**Goal of the exercise**. Write out all of the entries exactly as given.

>> BEGIN

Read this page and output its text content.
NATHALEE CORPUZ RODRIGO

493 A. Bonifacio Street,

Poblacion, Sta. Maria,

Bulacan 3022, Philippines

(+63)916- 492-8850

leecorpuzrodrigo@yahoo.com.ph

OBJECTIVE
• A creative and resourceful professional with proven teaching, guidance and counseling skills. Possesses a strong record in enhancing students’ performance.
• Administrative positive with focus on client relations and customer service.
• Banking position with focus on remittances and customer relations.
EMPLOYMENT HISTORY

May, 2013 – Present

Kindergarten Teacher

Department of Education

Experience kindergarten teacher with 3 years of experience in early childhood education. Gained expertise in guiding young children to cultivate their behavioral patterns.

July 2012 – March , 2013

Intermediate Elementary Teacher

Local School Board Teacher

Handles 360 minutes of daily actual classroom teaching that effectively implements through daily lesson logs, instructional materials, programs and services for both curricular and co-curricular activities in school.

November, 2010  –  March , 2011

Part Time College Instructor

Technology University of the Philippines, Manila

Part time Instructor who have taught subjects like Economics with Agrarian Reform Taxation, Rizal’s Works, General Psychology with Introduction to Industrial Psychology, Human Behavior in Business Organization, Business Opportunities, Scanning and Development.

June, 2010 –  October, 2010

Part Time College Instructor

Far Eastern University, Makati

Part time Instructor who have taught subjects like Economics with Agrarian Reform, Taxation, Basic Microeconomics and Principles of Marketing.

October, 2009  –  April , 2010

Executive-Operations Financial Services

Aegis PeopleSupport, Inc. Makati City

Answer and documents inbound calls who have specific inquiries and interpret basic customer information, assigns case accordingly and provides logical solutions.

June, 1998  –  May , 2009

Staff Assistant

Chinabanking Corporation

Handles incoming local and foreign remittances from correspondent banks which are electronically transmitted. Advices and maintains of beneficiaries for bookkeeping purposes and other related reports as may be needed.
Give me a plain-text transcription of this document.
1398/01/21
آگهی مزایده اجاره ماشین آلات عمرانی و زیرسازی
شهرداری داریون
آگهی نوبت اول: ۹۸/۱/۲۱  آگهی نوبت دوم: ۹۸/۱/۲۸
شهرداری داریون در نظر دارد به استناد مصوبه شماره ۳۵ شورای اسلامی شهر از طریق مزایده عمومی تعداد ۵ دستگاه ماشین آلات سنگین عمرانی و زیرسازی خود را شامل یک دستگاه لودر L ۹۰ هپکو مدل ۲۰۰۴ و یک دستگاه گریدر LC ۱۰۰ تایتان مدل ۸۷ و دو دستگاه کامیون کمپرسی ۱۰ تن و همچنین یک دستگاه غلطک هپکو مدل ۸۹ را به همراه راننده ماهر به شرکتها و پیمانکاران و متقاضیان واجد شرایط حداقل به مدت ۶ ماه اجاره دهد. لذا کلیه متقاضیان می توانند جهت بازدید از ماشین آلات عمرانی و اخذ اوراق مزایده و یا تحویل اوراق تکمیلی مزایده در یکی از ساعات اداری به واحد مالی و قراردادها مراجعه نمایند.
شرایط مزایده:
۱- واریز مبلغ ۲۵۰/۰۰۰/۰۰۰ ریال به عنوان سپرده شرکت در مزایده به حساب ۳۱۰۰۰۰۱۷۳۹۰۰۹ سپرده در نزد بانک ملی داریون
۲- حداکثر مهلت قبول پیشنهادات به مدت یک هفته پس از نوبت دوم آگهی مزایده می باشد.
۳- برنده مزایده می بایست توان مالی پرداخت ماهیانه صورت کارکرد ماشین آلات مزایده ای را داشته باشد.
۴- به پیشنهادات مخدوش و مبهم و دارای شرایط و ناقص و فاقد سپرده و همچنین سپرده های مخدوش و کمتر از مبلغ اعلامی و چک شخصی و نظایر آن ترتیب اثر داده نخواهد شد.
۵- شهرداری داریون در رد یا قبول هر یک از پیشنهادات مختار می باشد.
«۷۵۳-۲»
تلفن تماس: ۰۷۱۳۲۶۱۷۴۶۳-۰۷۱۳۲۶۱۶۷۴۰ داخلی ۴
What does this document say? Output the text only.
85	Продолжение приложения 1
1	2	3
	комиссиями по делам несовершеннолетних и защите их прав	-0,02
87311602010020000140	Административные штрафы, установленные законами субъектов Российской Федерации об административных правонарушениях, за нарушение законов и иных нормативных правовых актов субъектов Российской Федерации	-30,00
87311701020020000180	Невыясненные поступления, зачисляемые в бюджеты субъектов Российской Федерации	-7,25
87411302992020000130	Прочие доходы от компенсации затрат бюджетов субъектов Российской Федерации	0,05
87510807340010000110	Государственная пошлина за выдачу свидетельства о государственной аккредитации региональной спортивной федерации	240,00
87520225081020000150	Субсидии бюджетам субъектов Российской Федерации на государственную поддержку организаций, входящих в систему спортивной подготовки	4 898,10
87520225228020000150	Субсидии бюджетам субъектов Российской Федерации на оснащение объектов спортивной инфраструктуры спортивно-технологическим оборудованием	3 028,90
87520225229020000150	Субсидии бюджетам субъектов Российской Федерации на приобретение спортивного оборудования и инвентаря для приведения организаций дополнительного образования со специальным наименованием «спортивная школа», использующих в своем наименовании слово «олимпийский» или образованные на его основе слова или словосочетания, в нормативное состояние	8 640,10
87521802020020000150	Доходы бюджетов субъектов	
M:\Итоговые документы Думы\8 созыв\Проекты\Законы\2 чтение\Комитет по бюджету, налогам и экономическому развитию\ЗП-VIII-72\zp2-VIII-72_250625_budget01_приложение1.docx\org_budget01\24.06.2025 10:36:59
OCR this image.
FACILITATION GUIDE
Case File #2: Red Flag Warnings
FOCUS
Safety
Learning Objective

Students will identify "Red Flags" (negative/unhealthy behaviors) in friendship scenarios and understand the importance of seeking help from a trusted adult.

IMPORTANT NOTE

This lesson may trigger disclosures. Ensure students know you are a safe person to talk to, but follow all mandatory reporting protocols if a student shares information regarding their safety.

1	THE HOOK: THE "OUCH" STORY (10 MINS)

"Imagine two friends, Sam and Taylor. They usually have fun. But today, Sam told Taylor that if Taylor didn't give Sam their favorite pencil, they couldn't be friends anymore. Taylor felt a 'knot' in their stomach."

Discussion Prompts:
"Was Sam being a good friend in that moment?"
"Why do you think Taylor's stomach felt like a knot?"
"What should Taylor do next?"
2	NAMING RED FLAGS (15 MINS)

>> END

**Full solution**.
Read this page and output its text content.
NATHALEE CORPUZ RODRIGO

493 A. Bonifacio Street,

Poblacion, Sta. Maria,

Bulacan 3022, Philippines

(+63)916- 492-8850

leecorpuzrodrigo@yahoo.com.ph

OBJECTIVE
• A creative and resourceful professional with proven teaching, guidance and counseling skills. Possesses a strong record in enhancing students’ performance.
• Administrative positive with focus on client relations and customer service.
• Banking position with focus on remittances and customer relations.
EMPLOYMENT HISTORY

May, 2013 – Present

Kindergarten Teacher

Department of Education

Experience kindergarten teacher with 3 years of experience in early childhood education. Gained expertise in guiding young children to cultivate their behavioral patterns.

July 2012 – March , 2013

Intermediate Elementary Teacher

Local School Board Teacher

Handles 360 minutes of daily actual classroom teaching that effectively implements through daily lesson logs, instructional materials, programs and services for both curricular and co-curricular activities in school.

November, 2010  –  March , 2011

Part Time College Instructor

Technology University of the Philippines, Manila

Part time Instructor who have taught subjects like Economics with Agrarian Reform Taxation, Rizal’s Works, General Psychology with Introduction to Industrial Psychology, Human Behavior in Business Organization, Business Opportunities, Scanning and Development.

June, 2010 –  October, 2010

Part Time College Instructor

Far Eastern University, Makati

Part time Instructor who have taught subjects like Economics with Agrarian Reform, Taxation, Basic Microeconomics and Principles of Marketing.

October, 2009  –  April , 2010

Executive-Operations Financial Services

Aegis PeopleSupport, Inc. Makati City

Answer and documents inbound calls who have specific inquiries and interpret basic customer information, assigns case accordingly and provides logical solutions.

June, 1998  –  May , 2009

Staff Assistant

Chinabanking Corporation

Handles incoming local and foreign remittances from correspondent banks which are electronically transmitted. Advices and maintains of beneficiaries for bookkeeping purposes and other related reports as may be needed.
Give me a plain-text transcription of this document.
1398/01/21
آگهی مزایده اجاره ماشین آلات عمرانی و زیرسازی
شهرداری داریون
آگهی نوبت اول: ۹۸/۱/۲۱  آگهی نوبت دوم: ۹۸/۱/۲۸
شهرداری داریون در نظر دارد به استناد مصوبه شماره ۳۵ شورای اسلامی شهر از طریق مزایده عمومی تعداد ۵ دستگاه ماشین آلات سنگین عمرانی و زیرسازی خود را شامل یک دستگاه لودر L ۹۰ هپکو مدل ۲۰۰۴ و یک دستگاه گریدر LC ۱۰۰ تایتان مدل ۸۷ و دو دستگاه کامیون کمپرسی ۱۰ تن و همچنین یک دستگاه غلطک هپکو مدل ۸۹ را به همراه راننده ماهر به شرکتها و پیمانکاران و متقاضیان واجد شرایط حداقل به مدت ۶ ماه اجاره دهد. لذا کلیه متقاضیان می توانند جهت بازدید از ماشین آلات عمرانی و اخذ اوراق مزایده و یا تحویل اوراق تکمیلی مزایده در یکی از ساعات اداری به واحد مالی و قراردادها مراجعه نمایند.
شرایط مزایده:
۱- واریز مبلغ ۲۵۰/۰۰۰/۰۰۰ ریال به عنوان سپرده شرکت در مزایده به حساب ۳۱۰۰۰۰۱۷۳۹۰۰۹ سپرده در نزد بانک ملی داریون
۲- حداکثر مهلت قبول پیشنهادات به مدت یک هفته پس از نوبت دوم آگهی مزایده می باشد.
۳- برنده مزایده می بایست توان مالی پرداخت ماهیانه صورت کارکرد ماشین آلات مزایده ای را داشته باشد.
۴- به پیشنهادات مخدوش و مبهم و دارای شرایط و ناقص و فاقد سپرده و همچنین سپرده های مخدوش و کمتر از مبلغ اعلامی و چک شخصی و نظایر آن ترتیب اثر داده نخواهد شد.
۵- شهرداری داریون در رد یا قبول هر یک از پیشنهادات مختار می باشد.
«۷۵۳-۲»
تلفن تماس: ۰۷۱۳۲۶۱۷۴۶۳-۰۷۱۳۲۶۱۶۷۴۰ داخلی ۴
What does this document say? Output the text only.
85	Продолжение приложения 1
1	2	3
	комиссиями по делам несовершеннолетних и защите их прав	-0,02
87311602010020000140	Административные штрафы, установленные законами субъектов Российской Федерации об административных правонарушениях, за нарушение законов и иных нормативных правовых актов субъектов Российской Федерации	-30,00
87311701020020000180	Невыясненные поступления, зачисляемые в бюджеты субъектов Российской Федерации	-7,25
87411302992020000130	Прочие доходы от компенсации затрат бюджетов субъектов Российской Федерации	0,05
87510807340010000110	Государственная пошлина за выдачу свидетельства о государственной аккредитации региональной спортивной федерации	240,00
87520225081020000150	Субсидии бюджетам субъектов Российской Федерации на государственную поддержку организаций, входящих в систему спортивной подготовки	4 898,10
87520225228020000150	Субсидии бюджетам субъектов Российской Федерации на оснащение объектов спортивной инфраструктуры спортивно-технологическим оборудованием	3 028,90
87520225229020000150	Субсидии бюджетам субъектов Российской Федерации на приобретение спортивного оборудования и инвентаря для приведения организаций дополнительного образования со специальным наименованием «спортивная школа», использующих в своем наименовании слово «олимпийский» или образованные на его основе слова или словосочетания, в нормативное состояние	8 640,10
87521802020020000150	Доходы бюджетов субъектов	
M:\Итоговые документы Думы\8 созыв\Проекты\Законы\2 чтение\Комитет по бюджету, налогам и экономическому развитию\ЗП-VIII-72\zp2-VIII-72_250625_budget01_приложение1.docx\org_budget01\24.06.2025 10:36:59
OCR this image.
FACILITATION GUIDE
Case File #2: Red Flag Warnings
FOCUS
Safety
Learning Objective

Students will identify "Red Flags" (negative/unhealthy behaviors) in friendship scenarios and understand the importance of seeking help from a trusted adult.

IMPORTANT NOTE

This lesson may trigger disclosures. Ensure students know you are a safe person to talk to, but follow all mandatory reporting protocols if a student shares information regarding their safety.

1	THE HOOK: THE "OUCH" STORY (10 MINS)

"Imagine two friends, Sam and Taylor. They usually have fun. But today, Sam told Taylor that if Taylor didn't give Sam their favorite pencil, they couldn't be friends anymore. Taylor felt a 'knot' in their stomach."

Discussion Prompts:
"Was Sam being a good friend in that moment?"
"Why do you think Taylor's stomach felt like a knot?"
"What should Taylor do next?"
2	NAMING RED FLAGS (15 MINS)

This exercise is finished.